Items from a dataset
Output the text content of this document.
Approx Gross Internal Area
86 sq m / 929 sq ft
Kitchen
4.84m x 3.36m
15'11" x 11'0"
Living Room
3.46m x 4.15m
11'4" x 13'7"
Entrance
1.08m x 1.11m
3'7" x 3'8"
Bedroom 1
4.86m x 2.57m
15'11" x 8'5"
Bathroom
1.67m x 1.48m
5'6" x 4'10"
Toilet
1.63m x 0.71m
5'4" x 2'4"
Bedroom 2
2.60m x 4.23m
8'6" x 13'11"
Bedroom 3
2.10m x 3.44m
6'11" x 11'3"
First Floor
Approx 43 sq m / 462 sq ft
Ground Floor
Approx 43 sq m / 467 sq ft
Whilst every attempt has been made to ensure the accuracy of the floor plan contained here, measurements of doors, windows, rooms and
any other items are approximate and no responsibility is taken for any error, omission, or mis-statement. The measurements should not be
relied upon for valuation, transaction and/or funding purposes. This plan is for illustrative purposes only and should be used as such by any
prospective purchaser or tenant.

WHAT THE TASK REQUIRES
Note how many lines of the material contain the string "plan". Then report that number by itself.

WRITTEN ANSWER
2